Repeat the full listing, word for word.

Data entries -
** BEGIN **
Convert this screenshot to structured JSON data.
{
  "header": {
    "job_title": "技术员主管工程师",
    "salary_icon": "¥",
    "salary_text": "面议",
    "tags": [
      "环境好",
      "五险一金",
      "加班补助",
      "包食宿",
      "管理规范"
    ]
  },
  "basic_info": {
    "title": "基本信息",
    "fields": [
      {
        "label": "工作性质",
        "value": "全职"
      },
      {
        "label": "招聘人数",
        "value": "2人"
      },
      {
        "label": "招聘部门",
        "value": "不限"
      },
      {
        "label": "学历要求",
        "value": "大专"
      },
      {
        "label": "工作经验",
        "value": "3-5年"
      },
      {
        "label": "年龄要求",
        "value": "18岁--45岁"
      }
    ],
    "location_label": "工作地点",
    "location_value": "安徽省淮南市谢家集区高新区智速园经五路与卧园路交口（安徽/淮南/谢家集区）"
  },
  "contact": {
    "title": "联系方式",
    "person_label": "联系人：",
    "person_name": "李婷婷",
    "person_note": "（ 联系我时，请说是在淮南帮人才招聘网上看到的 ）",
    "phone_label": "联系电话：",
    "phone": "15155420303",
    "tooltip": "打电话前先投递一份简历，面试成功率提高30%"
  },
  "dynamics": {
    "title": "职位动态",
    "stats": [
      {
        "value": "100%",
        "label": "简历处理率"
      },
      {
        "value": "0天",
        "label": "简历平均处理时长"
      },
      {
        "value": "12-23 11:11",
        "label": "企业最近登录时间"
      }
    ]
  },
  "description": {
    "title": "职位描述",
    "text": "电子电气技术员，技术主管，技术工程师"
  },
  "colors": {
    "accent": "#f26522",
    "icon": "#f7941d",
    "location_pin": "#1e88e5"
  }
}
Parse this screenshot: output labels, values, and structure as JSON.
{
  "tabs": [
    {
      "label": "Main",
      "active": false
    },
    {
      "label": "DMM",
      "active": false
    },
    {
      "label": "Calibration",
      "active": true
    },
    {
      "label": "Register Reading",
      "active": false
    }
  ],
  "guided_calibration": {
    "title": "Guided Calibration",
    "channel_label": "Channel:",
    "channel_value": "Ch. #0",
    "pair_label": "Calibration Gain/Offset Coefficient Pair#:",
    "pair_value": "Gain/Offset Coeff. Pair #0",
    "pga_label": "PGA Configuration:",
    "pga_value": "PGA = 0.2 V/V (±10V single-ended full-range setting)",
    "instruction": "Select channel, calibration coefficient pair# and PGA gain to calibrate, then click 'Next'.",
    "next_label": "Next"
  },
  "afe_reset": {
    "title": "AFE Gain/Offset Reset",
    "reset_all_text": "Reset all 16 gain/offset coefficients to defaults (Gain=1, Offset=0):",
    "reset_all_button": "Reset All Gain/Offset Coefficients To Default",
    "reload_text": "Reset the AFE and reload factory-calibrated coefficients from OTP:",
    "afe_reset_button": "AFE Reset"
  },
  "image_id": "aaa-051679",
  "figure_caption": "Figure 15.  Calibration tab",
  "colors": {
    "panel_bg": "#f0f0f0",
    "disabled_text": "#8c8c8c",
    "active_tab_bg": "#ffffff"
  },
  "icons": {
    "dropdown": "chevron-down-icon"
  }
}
** END **
SOLUTION FOR THIS PROBLEM -
Convert this screenshot to structured JSON data.
{
  "header": {
    "job_title": "技术员主管工程师",
    "salary_icon": "¥",
    "salary_text": "面议",
    "tags": [
      "环境好",
      "五险一金",
      "加班补助",
      "包食宿",
      "管理规范"
    ]
  },
  "basic_info": {
    "title": "基本信息",
    "fields": [
      {
        "label": "工作性质",
        "value": "全职"
      },
      {
        "label": "招聘人数",
        "value": "2人"
      },
      {
        "label": "招聘部门",
        "value": "不限"
      },
      {
        "label": "学历要求",
        "value": "大专"
      },
      {
        "label": "工作经验",
        "value": "3-5年"
      },
      {
        "label": "年龄要求",
        "value": "18岁--45岁"
      }
    ],
    "location_label": "工作地点",
    "location_value": "安徽省淮南市谢家集区高新区智速园经五路与卧园路交口（安徽/淮南/谢家集区）"
  },
  "contact": {
    "title": "联系方式",
    "person_label": "联系人：",
    "person_name": "李婷婷",
    "person_note": "（ 联系我时，请说是在淮南帮人才招聘网上看到的 ）",
    "phone_label": "联系电话：",
    "phone": "15155420303",
    "tooltip": "打电话前先投递一份简历，面试成功率提高30%"
  },
  "dynamics": {
    "title": "职位动态",
    "stats": [
      {
        "value": "100%",
        "label": "简历处理率"
      },
      {
        "value": "0天",
        "label": "简历平均处理时长"
      },
      {
        "value": "12-23 11:11",
        "label": "企业最近登录时间"
      }
    ]
  },
  "description": {
    "title": "职位描述",
    "text": "电子电气技术员，技术主管，技术工程师"
  },
  "colors": {
    "accent": "#f26522",
    "icon": "#f7941d",
    "location_pin": "#1e88e5"
  }
}
Parse this screenshot: output labels, values, and structure as JSON.
{
  "tabs": [
    {
      "label": "Main",
      "active": false
    },
    {
      "label": "DMM",
      "active": false
    },
    {
      "label": "Calibration",
      "active": true
    },
    {
      "label": "Register Reading",
      "active": false
    }
  ],
  "guided_calibration": {
    "title": "Guided Calibration",
    "channel_label": "Channel:",
    "channel_value": "Ch. #0",
    "pair_label": "Calibration Gain/Offset Coefficient Pair#:",
    "pair_value": "Gain/Offset Coeff. Pair #0",
    "pga_label": "PGA Configuration:",
    "pga_value": "PGA = 0.2 V/V (±10V single-ended full-range setting)",
    "instruction": "Select channel, calibration coefficient pair# and PGA gain to calibrate, then click 'Next'.",
    "next_label": "Next"
  },
  "afe_reset": {
    "title": "AFE Gain/Offset Reset",
    "reset_all_text": "Reset all 16 gain/offset coefficients to defaults (Gain=1, Offset=0):",
    "reset_all_button": "Reset All Gain/Offset Coefficients To Default",
    "reload_text": "Reset the AFE and reload factory-calibrated coefficients from OTP:",
    "afe_reset_button": "AFE Reset"
  },
  "image_id": "aaa-051679",
  "figure_caption": "Figure 15.  Calibration tab",
  "colors": {
    "panel_bg": "#f0f0f0",
    "disabled_text": "#8c8c8c",
    "active_tab_bg": "#ffffff"
  },
  "icons": {
    "dropdown": "chevron-down-icon"
  }
}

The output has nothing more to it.